_Brief_:
Reproduce the material from its first line through the line containing "page-subtitle: There’s on-device", with both ends included.

Spatial layout entries:
####
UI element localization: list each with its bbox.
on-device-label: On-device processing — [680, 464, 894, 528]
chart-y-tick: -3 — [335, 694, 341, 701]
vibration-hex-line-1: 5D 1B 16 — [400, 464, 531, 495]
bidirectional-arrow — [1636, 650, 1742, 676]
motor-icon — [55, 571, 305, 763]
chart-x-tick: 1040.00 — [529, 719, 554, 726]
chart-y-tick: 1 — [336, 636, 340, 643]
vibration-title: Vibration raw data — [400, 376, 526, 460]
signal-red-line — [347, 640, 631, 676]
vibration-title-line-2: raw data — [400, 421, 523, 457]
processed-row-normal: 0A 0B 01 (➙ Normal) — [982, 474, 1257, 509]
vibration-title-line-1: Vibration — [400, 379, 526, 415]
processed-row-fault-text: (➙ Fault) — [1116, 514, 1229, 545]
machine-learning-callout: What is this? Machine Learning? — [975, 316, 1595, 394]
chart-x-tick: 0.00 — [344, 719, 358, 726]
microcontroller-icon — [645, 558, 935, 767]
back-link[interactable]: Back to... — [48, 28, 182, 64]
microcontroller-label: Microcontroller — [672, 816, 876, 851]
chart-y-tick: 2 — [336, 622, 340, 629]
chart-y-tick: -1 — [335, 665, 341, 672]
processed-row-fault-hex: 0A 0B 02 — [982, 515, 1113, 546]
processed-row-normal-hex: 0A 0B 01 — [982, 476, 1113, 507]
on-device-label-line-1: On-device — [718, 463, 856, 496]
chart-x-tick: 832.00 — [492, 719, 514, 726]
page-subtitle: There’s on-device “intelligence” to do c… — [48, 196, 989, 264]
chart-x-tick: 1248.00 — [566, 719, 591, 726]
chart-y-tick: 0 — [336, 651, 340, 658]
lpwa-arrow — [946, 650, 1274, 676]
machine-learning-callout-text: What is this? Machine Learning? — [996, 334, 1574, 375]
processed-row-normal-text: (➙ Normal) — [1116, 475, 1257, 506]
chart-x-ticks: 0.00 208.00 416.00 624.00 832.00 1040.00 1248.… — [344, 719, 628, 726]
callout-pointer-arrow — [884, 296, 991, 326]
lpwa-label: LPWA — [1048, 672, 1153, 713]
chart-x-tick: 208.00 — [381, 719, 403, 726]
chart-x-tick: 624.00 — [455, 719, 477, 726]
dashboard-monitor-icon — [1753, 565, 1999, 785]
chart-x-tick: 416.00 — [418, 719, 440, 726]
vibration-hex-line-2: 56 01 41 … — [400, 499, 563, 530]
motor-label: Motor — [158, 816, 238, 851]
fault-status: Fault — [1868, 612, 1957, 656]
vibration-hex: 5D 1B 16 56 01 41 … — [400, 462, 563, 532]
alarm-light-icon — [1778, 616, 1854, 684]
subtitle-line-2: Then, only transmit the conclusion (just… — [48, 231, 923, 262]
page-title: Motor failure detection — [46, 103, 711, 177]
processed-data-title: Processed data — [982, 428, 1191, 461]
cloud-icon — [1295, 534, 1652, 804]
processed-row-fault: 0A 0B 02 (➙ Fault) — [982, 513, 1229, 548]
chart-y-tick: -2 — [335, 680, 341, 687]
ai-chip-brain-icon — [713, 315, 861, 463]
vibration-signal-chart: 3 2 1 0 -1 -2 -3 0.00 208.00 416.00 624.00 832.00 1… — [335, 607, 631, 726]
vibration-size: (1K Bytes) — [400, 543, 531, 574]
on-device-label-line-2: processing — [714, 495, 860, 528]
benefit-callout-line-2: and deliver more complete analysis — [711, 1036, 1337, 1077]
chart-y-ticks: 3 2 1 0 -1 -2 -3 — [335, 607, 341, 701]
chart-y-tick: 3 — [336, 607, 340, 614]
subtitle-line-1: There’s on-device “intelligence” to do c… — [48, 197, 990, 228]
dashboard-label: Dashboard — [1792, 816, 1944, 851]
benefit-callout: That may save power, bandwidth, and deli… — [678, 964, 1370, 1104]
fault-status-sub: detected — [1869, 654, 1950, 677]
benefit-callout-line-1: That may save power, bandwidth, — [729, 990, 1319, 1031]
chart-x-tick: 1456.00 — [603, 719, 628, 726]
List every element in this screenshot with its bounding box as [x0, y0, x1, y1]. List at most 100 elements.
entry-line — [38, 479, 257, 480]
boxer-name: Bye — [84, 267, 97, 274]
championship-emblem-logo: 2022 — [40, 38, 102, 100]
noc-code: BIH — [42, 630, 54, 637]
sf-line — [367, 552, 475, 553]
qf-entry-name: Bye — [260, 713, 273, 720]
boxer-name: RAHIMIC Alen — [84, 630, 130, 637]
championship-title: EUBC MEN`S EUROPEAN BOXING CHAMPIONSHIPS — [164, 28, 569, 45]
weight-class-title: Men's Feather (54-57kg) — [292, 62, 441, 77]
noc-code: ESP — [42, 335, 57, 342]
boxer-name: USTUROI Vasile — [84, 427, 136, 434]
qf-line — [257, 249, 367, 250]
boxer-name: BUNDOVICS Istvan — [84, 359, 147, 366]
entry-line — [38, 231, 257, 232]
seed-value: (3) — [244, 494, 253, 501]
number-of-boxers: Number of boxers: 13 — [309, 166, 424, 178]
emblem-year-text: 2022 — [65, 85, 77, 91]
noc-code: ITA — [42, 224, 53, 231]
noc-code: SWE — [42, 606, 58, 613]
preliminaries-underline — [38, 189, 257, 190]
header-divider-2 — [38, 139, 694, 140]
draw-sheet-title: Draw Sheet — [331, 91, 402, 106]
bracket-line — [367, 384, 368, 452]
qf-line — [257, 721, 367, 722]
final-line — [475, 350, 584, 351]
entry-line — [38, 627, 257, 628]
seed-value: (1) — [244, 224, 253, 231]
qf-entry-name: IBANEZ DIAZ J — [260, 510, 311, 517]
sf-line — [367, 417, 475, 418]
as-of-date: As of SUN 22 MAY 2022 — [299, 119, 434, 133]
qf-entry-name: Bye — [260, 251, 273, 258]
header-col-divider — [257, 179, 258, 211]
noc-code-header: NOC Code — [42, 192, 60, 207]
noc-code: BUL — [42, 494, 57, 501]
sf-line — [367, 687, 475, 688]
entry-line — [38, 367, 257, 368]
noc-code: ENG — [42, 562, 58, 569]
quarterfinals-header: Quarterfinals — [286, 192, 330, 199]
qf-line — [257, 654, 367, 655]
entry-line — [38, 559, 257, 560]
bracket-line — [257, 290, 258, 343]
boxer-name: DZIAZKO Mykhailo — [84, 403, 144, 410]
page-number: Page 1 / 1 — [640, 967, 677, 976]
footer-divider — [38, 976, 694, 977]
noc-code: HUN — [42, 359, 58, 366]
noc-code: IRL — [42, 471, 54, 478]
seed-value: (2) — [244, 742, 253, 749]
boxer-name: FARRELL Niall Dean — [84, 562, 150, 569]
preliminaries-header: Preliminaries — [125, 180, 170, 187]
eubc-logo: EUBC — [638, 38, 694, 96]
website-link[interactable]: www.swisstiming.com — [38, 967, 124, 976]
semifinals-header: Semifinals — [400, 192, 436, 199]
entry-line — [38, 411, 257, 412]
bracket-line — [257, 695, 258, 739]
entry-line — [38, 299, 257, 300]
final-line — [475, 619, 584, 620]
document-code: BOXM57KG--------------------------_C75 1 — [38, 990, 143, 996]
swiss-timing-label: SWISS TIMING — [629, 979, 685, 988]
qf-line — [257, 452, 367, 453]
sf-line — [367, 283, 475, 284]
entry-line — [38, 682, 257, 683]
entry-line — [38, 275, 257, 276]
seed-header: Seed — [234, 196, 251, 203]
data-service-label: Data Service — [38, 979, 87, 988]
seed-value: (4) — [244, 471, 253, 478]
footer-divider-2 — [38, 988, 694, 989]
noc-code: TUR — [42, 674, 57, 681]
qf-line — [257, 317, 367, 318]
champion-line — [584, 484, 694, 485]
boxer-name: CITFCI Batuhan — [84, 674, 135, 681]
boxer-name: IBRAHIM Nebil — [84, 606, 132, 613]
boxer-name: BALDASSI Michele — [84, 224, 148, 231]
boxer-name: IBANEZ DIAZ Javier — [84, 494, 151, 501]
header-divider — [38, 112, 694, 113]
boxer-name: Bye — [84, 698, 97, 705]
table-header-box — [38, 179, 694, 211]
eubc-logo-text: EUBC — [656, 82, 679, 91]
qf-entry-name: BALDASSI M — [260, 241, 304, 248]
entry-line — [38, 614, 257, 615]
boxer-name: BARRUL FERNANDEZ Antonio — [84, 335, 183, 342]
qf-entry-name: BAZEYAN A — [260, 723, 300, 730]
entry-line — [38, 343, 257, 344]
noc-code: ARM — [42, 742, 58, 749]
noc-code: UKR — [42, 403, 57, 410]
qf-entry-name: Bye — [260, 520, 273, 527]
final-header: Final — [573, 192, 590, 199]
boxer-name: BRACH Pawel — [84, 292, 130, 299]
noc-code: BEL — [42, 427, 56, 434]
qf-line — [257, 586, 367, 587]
####
_Written response_:
UI element localization: list each with its bbox.
on-device-label: On-device processing — [680, 464, 894, 528]
chart-y-tick: -3 — [335, 694, 341, 701]
vibration-hex-line-1: 5D 1B 16 — [400, 464, 531, 495]
bidirectional-arrow — [1636, 650, 1742, 676]
motor-icon — [55, 571, 305, 763]
chart-x-tick: 1040.00 — [529, 719, 554, 726]
chart-y-tick: 1 — [336, 636, 340, 643]
vibration-title: Vibration raw data — [400, 376, 526, 460]
signal-red-line — [347, 640, 631, 676]
vibration-title-line-2: raw data — [400, 421, 523, 457]
processed-row-normal: 0A 0B 01 (➙ Normal) — [982, 474, 1257, 509]
vibration-title-line-1: Vibration — [400, 379, 526, 415]
processed-row-fault-text: (➙ Fault) — [1116, 514, 1229, 545]
machine-learning-callout: What is this? Machine Learning? — [975, 316, 1595, 394]
chart-x-tick: 0.00 — [344, 719, 358, 726]
microcontroller-icon — [645, 558, 935, 767]
back-link[interactable]: Back to... — [48, 28, 182, 64]
microcontroller-label: Microcontroller — [672, 816, 876, 851]
chart-y-tick: 2 — [336, 622, 340, 629]
chart-y-tick: -1 — [335, 665, 341, 672]
processed-row-fault-hex: 0A 0B 02 — [982, 515, 1113, 546]
processed-row-normal-hex: 0A 0B 01 — [982, 476, 1113, 507]
on-device-label-line-1: On-device — [718, 463, 856, 496]
chart-x-tick: 832.00 — [492, 719, 514, 726]
page-subtitle: There’s on-device “intelligence” to do c… — [48, 196, 989, 264]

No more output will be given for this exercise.